**What the task asks:** Using the material below, copy every line where "据此完成下列小题" appears.

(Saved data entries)
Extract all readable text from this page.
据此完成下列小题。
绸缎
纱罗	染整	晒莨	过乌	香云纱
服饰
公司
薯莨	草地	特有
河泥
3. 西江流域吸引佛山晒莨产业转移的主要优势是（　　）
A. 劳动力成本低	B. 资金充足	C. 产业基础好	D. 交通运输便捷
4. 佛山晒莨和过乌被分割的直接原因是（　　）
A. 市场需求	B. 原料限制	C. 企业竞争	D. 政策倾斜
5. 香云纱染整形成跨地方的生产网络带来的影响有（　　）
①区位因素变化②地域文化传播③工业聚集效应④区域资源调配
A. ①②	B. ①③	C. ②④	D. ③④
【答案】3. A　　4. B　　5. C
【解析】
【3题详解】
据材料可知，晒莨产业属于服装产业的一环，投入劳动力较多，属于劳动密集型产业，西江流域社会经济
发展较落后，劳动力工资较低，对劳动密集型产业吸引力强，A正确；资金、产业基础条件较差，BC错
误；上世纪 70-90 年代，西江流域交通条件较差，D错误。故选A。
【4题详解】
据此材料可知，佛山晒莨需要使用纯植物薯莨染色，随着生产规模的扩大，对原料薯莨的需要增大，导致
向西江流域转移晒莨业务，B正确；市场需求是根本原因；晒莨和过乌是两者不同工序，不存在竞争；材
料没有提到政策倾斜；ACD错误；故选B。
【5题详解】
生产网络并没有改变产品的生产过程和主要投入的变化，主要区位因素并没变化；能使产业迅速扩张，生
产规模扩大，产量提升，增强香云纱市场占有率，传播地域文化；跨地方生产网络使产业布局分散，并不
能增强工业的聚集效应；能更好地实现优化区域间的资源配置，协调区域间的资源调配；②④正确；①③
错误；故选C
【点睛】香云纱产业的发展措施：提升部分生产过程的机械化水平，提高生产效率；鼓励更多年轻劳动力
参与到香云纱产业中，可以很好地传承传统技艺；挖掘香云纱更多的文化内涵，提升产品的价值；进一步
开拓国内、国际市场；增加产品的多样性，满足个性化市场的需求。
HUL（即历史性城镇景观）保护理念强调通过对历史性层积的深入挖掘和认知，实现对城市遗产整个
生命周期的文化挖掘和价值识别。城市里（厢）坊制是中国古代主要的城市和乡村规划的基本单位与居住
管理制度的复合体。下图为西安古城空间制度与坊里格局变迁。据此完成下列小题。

**Response to the exercise:**
据此完成下列小题。
管理制度的复合体。下图为西安古城空间制度与坊里格局变迁。据此完成下列小题。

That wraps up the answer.